● **EXERCISE REQUIREMENTS**: Would you restate all the data that follows, word for word?

● **TASK INPUT**:
════
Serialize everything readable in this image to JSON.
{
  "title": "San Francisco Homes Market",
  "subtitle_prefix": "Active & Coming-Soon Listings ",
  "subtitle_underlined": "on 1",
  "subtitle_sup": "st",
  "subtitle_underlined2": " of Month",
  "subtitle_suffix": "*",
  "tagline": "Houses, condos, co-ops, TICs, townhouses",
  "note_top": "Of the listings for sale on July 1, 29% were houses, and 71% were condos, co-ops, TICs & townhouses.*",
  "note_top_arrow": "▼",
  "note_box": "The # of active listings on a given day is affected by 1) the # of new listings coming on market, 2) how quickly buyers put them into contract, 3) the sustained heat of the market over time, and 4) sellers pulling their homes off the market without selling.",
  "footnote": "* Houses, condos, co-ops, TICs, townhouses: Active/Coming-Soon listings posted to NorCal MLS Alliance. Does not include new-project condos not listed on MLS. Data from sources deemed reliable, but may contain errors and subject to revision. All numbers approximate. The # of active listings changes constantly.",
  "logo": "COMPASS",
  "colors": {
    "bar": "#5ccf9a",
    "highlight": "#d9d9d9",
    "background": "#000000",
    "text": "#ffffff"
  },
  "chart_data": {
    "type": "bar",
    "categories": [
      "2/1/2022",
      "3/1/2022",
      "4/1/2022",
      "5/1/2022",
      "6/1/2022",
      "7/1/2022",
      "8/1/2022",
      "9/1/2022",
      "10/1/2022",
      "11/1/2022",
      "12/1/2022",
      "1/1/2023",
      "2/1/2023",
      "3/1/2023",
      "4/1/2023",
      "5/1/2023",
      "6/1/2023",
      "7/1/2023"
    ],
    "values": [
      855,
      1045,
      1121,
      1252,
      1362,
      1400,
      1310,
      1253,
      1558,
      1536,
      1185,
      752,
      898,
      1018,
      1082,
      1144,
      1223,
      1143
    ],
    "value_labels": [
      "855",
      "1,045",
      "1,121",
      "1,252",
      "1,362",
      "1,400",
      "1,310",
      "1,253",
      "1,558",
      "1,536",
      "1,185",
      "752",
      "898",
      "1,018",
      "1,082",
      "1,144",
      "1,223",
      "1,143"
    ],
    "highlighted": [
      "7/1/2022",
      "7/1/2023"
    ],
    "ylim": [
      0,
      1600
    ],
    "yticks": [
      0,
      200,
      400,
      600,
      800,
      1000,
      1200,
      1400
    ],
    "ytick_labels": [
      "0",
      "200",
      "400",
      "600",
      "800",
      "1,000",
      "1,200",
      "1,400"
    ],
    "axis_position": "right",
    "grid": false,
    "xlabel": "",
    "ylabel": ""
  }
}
════
● **EXPECTED OUTPUT**:
Serialize everything readable in this image to JSON.
{
  "title": "San Francisco Homes Market",
  "subtitle_prefix": "Active & Coming-Soon Listings ",
  "subtitle_underlined": "on 1",
  "subtitle_sup": "st",
  "subtitle_underlined2": " of Month",
  "subtitle_suffix": "*",
  "tagline": "Houses, condos, co-ops, TICs, townhouses",
  "note_top": "Of the listings for sale on July 1, 29% were houses, and 71% were condos, co-ops, TICs & townhouses.*",
  "note_top_arrow": "▼",
  "note_box": "The # of active listings on a given day is affected by 1) the # of new listings coming on market, 2) how quickly buyers put them into contract, 3) the sustained heat of the market over time, and 4) sellers pulling their homes off the market without selling.",
  "footnote": "* Houses, condos, co-ops, TICs, townhouses: Active/Coming-Soon listings posted to NorCal MLS Alliance. Does not include new-project condos not listed on MLS. Data from sources deemed reliable, but may contain errors and subject to revision. All numbers approximate. The # of active listings changes constantly.",
  "logo": "COMPASS",
  "colors": {
    "bar": "#5ccf9a",
    "highlight": "#d9d9d9",
    "background": "#000000",
    "text": "#ffffff"
  },
  "chart_data": {
    "type": "bar",
    "categories": [
      "2/1/2022",
      "3/1/2022",
      "4/1/2022",
      "5/1/2022",
      "6/1/2022",
      "7/1/2022",
      "8/1/2022",
      "9/1/2022",
      "10/1/2022",
      "11/1/2022",
      "12/1/2022",
      "1/1/2023",
      "2/1/2023",
      "3/1/2023",
      "4/1/2023",
      "5/1/2023",
      "6/1/2023",
      "7/1/2023"
    ],
    "values": [
      855,
      1045,
      1121,
      1252,
      1362,
      1400,
      1310,
      1253,
      1558,
      1536,
      1185,
      752,
      898,
      1018,
      1082,
      1144,
      1223,
      1143
    ],
    "value_labels": [
      "855",
      "1,045",
      "1,121",
      "1,252",
      "1,362",
      "1,400",
      "1,310",
      "1,253",
      "1,558",
      "1,536",
      "1,185",
      "752",
      "898",
      "1,018",
      "1,082",
      "1,144",
      "1,223",
      "1,143"
    ],
    "highlighted": [
      "7/1/2022",
      "7/1/2023"
    ],
    "ylim": [
      0,
      1600
    ],
    "yticks": [
      0,
      200,
      400,
      600,
      800,
      1000,
      1200,
      1400
    ],
    "ytick_labels": [
      "0",
      "200",
      "400",
      "600",
      "800",
      "1,000",
      "1,200",
      "1,400"
    ],
    "axis_position": "right",
    "grid": false,
    "xlabel": "",
    "ylabel": ""
  }
}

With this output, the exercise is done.